- _DATA RECORDS_:
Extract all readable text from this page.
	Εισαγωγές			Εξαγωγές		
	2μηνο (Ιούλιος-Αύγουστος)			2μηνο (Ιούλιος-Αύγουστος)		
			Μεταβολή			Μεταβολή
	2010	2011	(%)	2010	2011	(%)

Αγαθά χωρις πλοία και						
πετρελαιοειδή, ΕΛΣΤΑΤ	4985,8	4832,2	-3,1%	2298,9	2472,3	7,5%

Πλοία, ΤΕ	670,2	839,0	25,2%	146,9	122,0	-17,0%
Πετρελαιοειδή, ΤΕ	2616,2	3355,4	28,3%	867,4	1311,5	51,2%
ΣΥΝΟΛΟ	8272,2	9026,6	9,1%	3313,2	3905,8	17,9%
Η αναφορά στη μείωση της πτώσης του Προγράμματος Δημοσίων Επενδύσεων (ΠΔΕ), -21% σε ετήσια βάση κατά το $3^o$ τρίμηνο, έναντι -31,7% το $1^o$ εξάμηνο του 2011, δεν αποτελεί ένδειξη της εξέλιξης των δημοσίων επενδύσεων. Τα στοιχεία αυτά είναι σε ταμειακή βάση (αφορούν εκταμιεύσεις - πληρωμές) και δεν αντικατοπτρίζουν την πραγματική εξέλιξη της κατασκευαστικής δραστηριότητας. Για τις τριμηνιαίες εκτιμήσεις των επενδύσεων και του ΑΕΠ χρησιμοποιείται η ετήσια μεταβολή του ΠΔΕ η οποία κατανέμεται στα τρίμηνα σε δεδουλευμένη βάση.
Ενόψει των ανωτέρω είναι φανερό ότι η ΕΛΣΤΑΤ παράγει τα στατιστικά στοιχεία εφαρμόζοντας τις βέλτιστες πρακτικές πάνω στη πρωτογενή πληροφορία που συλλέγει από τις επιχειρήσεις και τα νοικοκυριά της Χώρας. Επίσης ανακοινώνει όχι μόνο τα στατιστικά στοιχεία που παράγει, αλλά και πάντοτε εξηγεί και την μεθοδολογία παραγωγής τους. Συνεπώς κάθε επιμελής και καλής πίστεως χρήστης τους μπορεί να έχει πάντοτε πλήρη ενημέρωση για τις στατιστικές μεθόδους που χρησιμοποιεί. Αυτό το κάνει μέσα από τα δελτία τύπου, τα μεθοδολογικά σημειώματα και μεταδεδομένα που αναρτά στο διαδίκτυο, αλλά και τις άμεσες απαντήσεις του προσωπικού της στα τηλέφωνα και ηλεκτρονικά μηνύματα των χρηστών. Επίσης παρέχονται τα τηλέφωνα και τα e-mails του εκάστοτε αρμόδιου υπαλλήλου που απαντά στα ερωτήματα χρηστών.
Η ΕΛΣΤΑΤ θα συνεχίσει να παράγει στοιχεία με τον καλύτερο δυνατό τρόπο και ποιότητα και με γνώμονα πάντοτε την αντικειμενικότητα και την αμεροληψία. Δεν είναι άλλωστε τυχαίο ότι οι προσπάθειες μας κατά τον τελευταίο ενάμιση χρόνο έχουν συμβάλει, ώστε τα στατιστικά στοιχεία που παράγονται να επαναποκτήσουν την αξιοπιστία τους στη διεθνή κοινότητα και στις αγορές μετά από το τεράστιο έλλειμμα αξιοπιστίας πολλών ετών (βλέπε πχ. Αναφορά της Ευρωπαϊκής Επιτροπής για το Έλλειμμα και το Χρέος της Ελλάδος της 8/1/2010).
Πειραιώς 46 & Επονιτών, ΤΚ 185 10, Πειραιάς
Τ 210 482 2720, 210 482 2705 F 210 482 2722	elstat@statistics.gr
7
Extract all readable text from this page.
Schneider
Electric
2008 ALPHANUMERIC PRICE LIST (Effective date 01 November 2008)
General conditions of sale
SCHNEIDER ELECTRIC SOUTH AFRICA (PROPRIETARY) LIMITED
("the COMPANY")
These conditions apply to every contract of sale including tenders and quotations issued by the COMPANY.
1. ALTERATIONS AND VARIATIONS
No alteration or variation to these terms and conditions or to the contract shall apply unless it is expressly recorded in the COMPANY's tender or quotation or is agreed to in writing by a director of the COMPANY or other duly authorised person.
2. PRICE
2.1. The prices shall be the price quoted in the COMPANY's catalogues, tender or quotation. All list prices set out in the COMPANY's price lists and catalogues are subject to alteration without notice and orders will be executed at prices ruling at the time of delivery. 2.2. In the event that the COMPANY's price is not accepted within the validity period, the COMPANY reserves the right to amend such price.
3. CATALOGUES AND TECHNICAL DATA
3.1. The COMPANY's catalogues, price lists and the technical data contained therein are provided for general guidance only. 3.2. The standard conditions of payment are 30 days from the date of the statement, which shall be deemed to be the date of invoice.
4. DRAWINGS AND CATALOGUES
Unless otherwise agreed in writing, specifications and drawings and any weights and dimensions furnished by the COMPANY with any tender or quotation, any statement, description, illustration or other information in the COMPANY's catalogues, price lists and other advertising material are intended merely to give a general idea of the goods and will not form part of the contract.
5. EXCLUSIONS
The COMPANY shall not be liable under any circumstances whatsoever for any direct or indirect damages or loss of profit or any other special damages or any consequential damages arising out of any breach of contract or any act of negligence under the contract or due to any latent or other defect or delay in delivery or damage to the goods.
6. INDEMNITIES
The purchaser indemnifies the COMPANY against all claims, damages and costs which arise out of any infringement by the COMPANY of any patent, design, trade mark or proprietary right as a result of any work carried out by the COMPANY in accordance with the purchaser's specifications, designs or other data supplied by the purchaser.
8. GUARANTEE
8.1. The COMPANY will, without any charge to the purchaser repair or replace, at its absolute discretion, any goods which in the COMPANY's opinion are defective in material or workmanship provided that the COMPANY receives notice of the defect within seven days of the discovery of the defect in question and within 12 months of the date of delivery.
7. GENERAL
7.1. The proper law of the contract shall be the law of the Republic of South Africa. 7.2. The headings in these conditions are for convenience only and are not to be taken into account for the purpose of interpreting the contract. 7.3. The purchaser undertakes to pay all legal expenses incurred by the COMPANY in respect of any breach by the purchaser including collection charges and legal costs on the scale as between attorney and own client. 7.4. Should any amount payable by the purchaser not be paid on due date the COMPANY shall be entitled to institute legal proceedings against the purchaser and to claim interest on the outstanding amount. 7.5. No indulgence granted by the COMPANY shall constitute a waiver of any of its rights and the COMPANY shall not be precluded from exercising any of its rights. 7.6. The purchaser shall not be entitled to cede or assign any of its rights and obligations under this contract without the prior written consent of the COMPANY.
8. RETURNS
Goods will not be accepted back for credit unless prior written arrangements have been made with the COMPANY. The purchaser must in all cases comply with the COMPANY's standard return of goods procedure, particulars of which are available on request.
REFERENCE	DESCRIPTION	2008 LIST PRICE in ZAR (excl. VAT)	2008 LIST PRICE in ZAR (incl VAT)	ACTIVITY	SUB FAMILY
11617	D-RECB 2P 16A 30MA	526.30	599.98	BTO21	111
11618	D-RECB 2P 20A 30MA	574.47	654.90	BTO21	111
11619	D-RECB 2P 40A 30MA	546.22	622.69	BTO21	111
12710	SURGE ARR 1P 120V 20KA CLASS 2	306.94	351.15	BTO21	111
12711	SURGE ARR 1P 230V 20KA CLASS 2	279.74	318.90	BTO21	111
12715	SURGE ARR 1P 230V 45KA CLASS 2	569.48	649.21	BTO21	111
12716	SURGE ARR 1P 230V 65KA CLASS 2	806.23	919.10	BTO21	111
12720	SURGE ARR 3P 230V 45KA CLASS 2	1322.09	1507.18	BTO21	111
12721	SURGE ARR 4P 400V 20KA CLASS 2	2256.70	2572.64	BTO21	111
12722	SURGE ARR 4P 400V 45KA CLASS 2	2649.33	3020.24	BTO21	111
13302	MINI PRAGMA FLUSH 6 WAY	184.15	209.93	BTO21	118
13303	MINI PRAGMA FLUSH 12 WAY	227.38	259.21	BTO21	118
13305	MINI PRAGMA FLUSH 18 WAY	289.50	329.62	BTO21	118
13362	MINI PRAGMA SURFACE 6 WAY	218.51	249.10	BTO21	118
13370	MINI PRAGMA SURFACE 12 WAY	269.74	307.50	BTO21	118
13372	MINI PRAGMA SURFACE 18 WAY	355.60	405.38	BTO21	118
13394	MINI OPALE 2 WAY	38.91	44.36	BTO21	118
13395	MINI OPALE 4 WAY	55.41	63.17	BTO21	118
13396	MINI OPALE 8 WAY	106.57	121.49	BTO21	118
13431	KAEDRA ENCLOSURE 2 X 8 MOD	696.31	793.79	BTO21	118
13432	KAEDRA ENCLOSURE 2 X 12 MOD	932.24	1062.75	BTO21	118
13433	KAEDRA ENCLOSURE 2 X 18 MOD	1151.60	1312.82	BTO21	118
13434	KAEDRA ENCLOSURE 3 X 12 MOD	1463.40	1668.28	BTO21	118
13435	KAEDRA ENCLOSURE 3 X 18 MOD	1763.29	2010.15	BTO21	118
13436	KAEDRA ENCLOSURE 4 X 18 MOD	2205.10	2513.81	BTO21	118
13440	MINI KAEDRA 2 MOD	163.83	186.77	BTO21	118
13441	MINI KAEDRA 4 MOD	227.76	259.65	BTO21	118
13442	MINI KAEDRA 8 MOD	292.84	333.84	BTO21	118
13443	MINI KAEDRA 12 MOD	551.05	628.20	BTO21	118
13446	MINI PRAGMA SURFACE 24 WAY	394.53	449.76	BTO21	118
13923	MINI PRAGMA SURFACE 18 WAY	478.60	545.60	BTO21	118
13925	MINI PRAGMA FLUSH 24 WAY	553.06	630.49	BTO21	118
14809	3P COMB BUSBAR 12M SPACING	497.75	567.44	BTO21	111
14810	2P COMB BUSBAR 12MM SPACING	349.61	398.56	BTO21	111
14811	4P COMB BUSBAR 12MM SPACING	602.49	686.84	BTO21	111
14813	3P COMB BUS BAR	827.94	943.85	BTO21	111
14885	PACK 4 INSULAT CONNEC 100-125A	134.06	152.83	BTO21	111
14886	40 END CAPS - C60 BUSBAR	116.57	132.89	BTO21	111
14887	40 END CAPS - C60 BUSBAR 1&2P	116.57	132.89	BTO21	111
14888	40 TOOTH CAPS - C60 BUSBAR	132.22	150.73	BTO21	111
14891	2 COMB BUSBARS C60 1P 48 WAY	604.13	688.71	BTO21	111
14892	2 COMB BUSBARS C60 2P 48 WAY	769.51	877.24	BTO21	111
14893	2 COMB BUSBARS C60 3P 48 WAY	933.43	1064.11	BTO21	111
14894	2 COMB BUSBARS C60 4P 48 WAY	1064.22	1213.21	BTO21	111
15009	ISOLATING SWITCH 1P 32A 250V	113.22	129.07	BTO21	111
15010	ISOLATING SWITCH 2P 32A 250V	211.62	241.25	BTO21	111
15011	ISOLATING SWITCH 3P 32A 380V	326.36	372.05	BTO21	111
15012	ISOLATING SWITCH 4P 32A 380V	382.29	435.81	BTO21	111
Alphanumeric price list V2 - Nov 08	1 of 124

- _YOUR GOAL_: Reproduce each line of the entries in which the word "against" is found.

- _RESPONSE_:
The purchaser indemnifies the COMPANY against all claims, damages and costs which arise out of any infringement by the COMPANY of any patent, design, trade mark or proprietary right as a result of any work carried out by the COMPANY in accordance with the purchaser's specifications, designs or other data supplied by the purchaser.
7.1. The proper law of the contract shall be the law of the Republic of South Africa. 7.2. The headings in these conditions are for convenience only and are not to be taken into account for the purpose of interpreting the contract. 7.3. The purchaser undertakes to pay all legal expenses incurred by the COMPANY in respect of any breach by the purchaser including collection charges and legal costs on the scale as between attorney and own client. 7.4. Should any amount payable by the purchaser not be paid on due date the COMPANY shall be entitled to institute legal proceedings against the purchaser and to claim interest on the outstanding amount. 7.5. No indulgence granted by the COMPANY shall constitute a waiver of any of its rights and the COMPANY shall not be precluded from exercising any of its rights. 7.6. The purchaser shall not be entitled to cede or assign any of its rights and obligations under this contract without the prior written consent of the COMPANY.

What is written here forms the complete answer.